Exactly and only the lines from the line holding "Extract all readable text from this page." to the end of the records should be reproduced. Leave pictures out.
———
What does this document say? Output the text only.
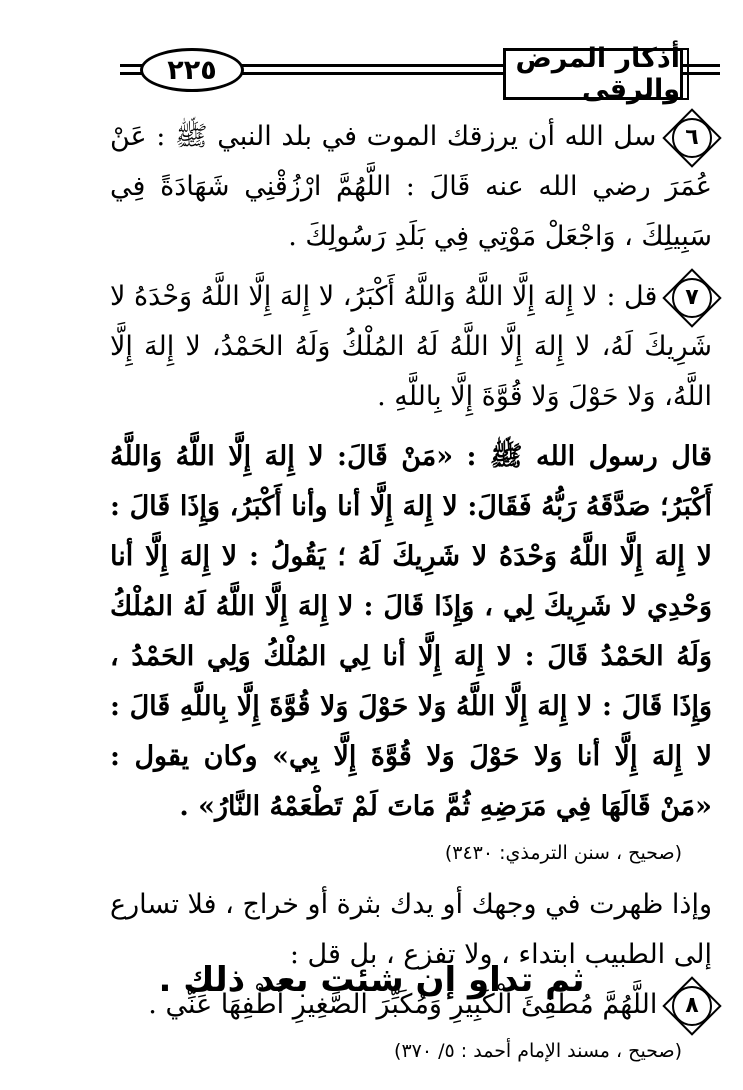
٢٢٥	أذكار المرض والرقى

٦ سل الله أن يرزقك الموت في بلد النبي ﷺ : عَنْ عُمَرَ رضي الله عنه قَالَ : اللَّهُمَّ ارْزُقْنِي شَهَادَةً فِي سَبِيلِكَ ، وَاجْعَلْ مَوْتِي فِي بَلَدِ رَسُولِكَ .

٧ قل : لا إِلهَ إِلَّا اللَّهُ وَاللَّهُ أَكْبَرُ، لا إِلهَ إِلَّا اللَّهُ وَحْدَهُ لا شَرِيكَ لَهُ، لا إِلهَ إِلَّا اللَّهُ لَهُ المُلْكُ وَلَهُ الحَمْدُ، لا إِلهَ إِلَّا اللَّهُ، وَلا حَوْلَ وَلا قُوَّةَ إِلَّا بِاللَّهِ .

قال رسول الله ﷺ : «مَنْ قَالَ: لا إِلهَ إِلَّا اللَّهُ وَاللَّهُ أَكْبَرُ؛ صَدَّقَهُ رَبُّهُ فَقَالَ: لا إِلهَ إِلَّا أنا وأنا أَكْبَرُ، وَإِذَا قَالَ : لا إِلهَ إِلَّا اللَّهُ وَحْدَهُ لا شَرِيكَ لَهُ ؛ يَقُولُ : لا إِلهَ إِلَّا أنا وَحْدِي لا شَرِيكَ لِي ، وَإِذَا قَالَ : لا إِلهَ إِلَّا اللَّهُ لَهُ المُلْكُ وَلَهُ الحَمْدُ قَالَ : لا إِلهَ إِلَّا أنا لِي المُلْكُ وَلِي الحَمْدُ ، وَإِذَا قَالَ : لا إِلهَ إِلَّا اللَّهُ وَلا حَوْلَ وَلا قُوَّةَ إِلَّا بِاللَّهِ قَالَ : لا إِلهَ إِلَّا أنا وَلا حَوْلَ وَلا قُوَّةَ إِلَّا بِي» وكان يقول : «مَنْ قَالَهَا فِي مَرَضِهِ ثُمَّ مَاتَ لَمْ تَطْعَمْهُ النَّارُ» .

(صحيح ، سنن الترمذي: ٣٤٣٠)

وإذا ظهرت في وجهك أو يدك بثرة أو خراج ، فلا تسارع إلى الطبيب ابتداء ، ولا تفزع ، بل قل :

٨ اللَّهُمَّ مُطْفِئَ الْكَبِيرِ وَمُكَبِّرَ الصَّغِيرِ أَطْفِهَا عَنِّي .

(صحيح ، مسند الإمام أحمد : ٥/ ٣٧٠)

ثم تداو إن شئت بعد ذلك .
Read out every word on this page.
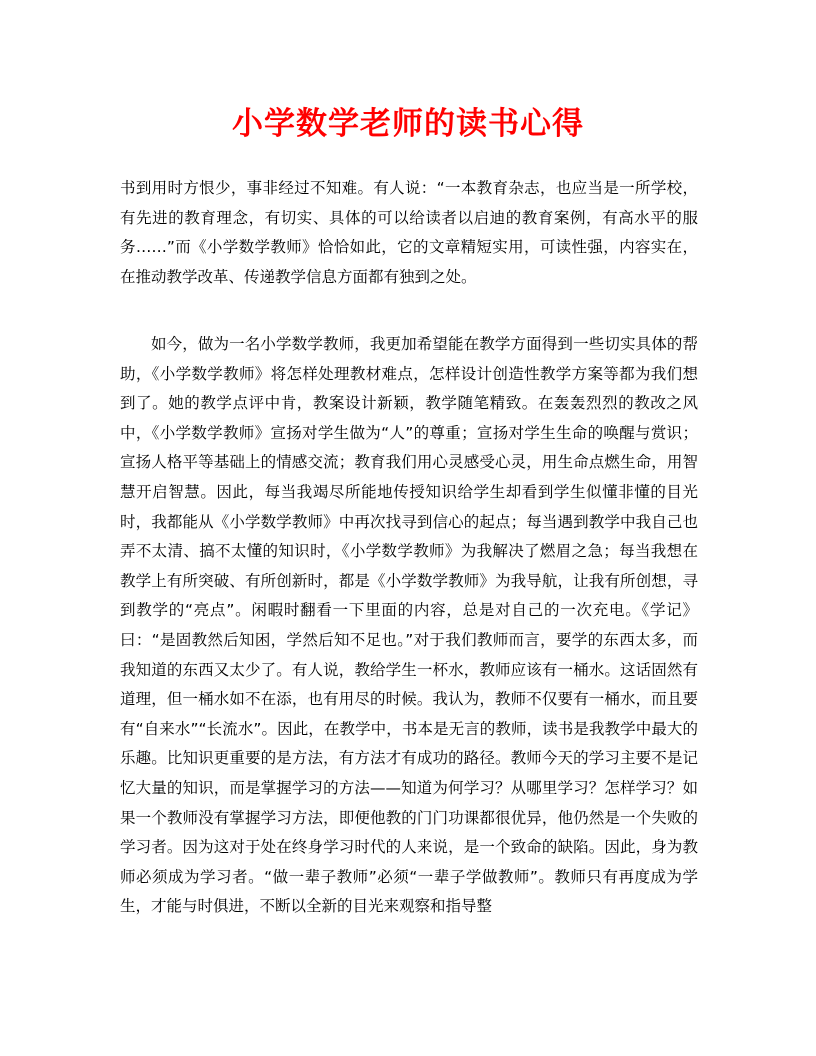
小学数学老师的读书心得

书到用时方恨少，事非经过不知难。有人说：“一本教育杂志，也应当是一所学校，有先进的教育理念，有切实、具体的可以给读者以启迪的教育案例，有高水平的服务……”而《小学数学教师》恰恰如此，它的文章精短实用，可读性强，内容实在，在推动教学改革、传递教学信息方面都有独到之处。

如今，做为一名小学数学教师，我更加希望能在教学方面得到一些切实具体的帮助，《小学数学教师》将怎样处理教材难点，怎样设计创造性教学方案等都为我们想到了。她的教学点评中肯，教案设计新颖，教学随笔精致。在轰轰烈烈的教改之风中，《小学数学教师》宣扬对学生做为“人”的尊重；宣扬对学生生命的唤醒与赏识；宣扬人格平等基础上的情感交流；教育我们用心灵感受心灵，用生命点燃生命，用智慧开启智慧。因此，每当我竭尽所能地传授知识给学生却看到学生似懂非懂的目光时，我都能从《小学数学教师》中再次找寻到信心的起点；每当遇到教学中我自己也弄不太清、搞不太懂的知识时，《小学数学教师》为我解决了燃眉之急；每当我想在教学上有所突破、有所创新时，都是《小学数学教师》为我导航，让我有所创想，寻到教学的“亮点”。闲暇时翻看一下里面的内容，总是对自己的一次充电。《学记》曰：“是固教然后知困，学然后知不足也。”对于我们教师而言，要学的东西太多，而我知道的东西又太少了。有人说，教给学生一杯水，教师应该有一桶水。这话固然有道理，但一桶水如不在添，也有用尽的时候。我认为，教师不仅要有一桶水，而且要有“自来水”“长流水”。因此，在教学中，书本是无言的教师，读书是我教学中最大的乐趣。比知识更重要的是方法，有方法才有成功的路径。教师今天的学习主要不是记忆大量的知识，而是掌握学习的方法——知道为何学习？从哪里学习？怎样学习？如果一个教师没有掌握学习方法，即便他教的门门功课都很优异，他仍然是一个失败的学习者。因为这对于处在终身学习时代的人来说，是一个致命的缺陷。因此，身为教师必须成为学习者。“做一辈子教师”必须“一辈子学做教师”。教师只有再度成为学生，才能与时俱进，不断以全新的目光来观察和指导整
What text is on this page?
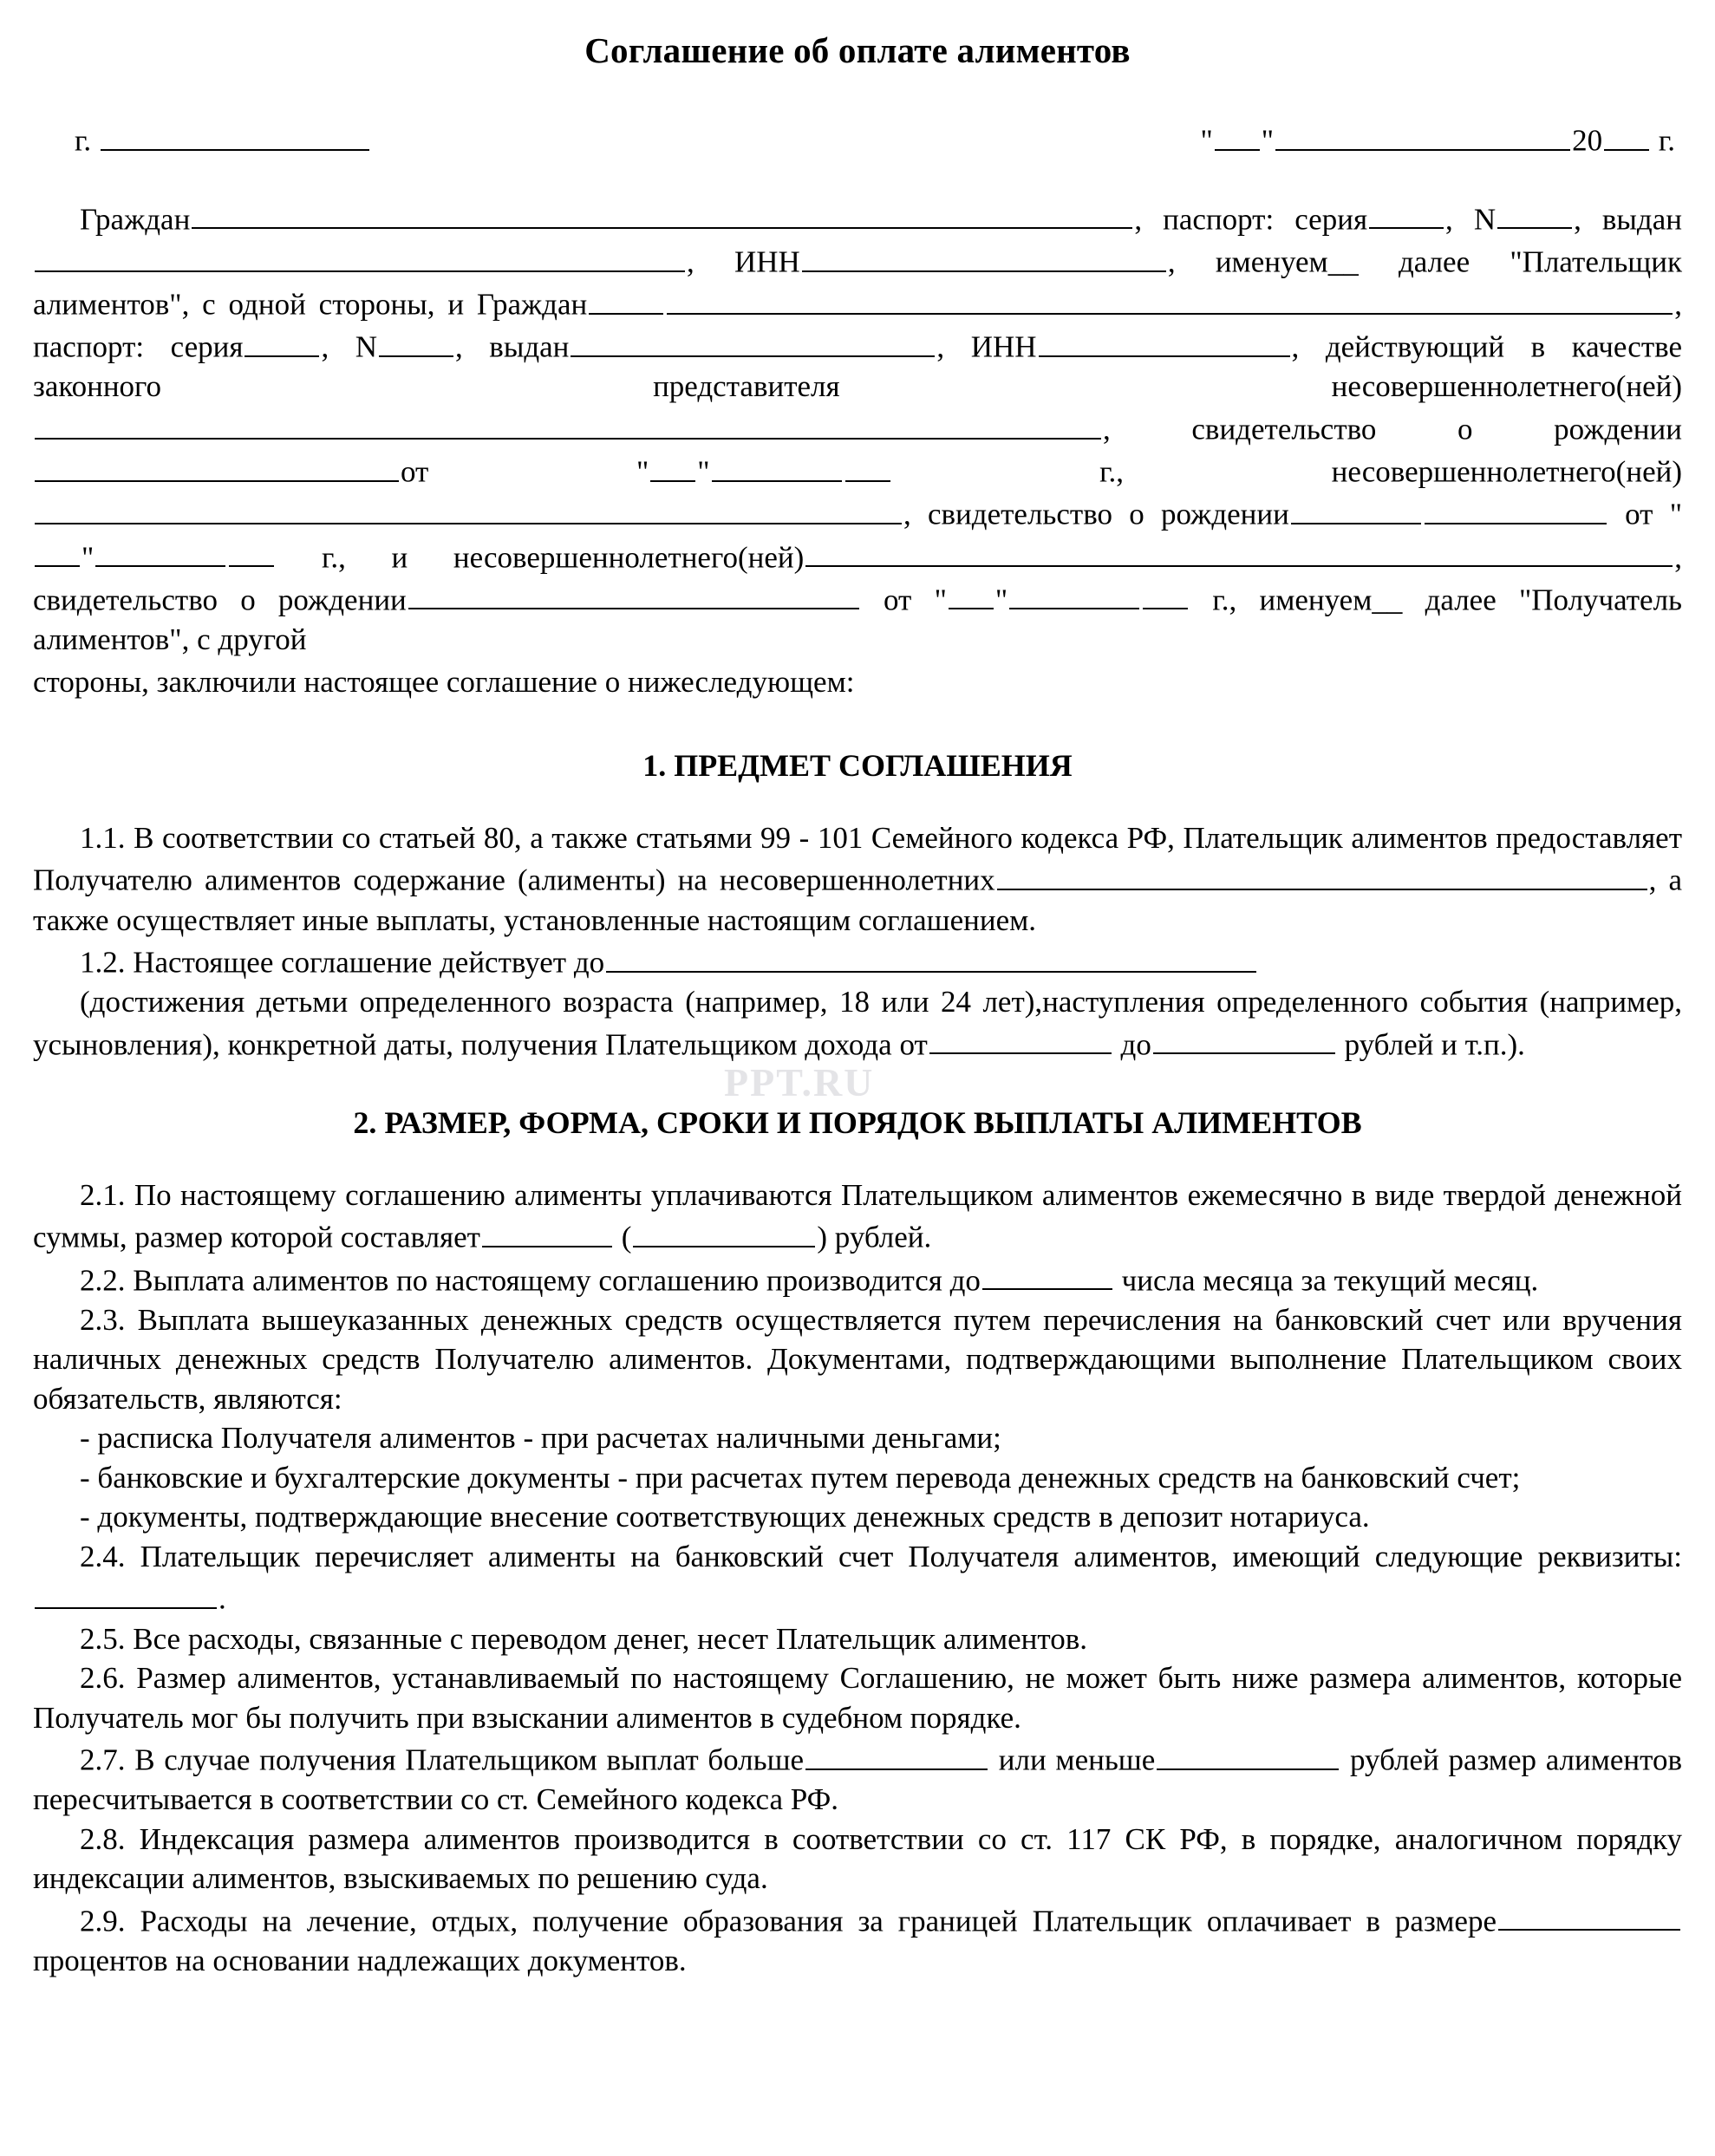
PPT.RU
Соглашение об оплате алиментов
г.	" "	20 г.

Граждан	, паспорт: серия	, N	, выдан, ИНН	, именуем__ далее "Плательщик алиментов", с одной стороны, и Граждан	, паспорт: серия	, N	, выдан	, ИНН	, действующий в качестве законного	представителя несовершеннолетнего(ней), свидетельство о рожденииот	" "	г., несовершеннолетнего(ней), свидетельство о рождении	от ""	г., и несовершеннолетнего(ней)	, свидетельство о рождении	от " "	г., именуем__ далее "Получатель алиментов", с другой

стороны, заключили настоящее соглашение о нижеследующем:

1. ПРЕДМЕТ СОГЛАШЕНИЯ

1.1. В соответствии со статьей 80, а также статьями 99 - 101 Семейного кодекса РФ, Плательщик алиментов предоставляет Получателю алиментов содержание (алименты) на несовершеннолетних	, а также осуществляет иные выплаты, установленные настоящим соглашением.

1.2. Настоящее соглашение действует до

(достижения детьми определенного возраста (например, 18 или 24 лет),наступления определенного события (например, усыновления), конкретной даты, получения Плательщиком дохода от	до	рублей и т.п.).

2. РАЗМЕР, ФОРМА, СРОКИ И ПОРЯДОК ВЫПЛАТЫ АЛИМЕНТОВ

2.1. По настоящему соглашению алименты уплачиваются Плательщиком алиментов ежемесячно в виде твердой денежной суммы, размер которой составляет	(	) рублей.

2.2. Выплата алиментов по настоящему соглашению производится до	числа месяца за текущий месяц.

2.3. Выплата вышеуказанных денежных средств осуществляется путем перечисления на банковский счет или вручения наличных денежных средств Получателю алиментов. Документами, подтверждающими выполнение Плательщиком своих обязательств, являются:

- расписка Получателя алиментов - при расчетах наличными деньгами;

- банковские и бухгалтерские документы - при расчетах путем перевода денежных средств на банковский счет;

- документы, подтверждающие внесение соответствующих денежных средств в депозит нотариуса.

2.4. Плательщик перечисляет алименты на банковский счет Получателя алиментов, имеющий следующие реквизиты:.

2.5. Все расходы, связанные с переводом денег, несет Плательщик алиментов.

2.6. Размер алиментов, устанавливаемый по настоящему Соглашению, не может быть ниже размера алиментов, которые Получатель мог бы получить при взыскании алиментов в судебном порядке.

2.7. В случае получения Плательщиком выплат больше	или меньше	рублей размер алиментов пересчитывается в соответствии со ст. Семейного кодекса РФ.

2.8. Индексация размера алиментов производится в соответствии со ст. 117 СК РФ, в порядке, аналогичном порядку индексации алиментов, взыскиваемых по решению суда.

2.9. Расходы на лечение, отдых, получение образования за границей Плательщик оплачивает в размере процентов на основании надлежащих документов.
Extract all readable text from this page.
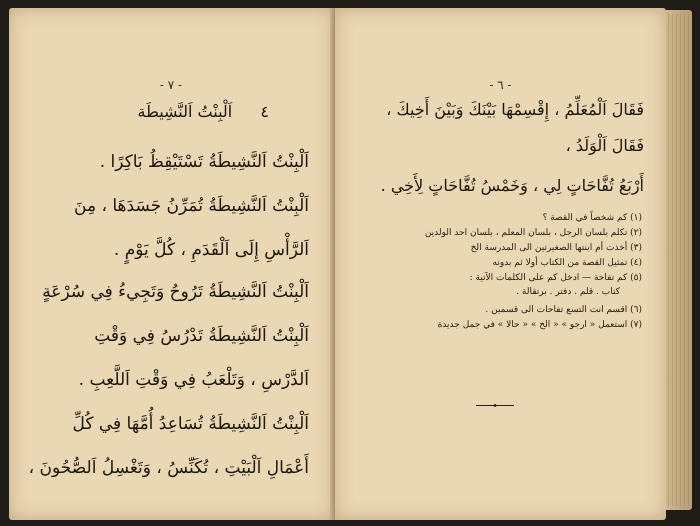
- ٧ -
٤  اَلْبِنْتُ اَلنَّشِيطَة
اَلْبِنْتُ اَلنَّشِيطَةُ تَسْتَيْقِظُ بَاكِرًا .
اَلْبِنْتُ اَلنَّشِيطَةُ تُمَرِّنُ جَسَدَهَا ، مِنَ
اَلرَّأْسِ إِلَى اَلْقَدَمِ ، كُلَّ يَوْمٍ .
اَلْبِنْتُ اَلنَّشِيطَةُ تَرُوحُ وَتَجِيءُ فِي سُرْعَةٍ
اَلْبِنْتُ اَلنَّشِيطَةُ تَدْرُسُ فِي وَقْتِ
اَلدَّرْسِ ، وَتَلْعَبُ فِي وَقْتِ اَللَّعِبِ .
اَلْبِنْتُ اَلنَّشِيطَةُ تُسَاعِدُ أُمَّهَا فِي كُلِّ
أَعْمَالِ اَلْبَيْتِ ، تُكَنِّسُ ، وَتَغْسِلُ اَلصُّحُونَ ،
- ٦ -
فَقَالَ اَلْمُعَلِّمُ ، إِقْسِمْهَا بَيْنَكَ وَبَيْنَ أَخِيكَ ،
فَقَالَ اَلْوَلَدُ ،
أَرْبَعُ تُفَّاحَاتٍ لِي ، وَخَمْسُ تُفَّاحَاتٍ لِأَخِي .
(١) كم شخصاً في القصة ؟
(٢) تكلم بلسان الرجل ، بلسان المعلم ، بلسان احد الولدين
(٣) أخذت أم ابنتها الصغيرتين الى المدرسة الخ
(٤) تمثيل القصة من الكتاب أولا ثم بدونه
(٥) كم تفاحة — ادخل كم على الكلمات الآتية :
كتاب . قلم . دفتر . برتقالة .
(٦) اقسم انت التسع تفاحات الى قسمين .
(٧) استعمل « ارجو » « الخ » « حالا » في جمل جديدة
———
- [Result for this exercise]
Extract all readable text from this page.
- ٧ -
٤  اَلْبِنْتُ اَلنَّشِيطَة
اَلْبِنْتُ اَلنَّشِيطَةُ تَسْتَيْقِظُ بَاكِرًا .
اَلْبِنْتُ اَلنَّشِيطَةُ تُمَرِّنُ جَسَدَهَا ، مِنَ
اَلرَّأْسِ إِلَى اَلْقَدَمِ ، كُلَّ يَوْمٍ .
اَلْبِنْتُ اَلنَّشِيطَةُ تَرُوحُ وَتَجِيءُ فِي سُرْعَةٍ
اَلْبِنْتُ اَلنَّشِيطَةُ تَدْرُسُ فِي وَقْتِ
اَلدَّرْسِ ، وَتَلْعَبُ فِي وَقْتِ اَللَّعِبِ .
اَلْبِنْتُ اَلنَّشِيطَةُ تُسَاعِدُ أُمَّهَا فِي كُلِّ
أَعْمَالِ اَلْبَيْتِ ، تُكَنِّسُ ، وَتَغْسِلُ اَلصُّحُونَ ،
- ٦ -
فَقَالَ اَلْمُعَلِّمُ ، إِقْسِمْهَا بَيْنَكَ وَبَيْنَ أَخِيكَ ،
فَقَالَ اَلْوَلَدُ ،
أَرْبَعُ تُفَّاحَاتٍ لِي ، وَخَمْسُ تُفَّاحَاتٍ لِأَخِي .
(١) كم شخصاً في القصة ؟
(٢) تكلم بلسان الرجل ، بلسان المعلم ، بلسان احد الولدين
(٣) أخذت أم ابنتها الصغيرتين الى المدرسة الخ
(٤) تمثيل القصة من الكتاب أولا ثم بدونه
(٥) كم تفاحة — ادخل كم على الكلمات الآتية :
كتاب . قلم . دفتر . برتقالة .
(٦) اقسم انت التسع تفاحات الى قسمين .
(٧) استعمل « ارجو » « الخ » « حالا » في جمل جديدة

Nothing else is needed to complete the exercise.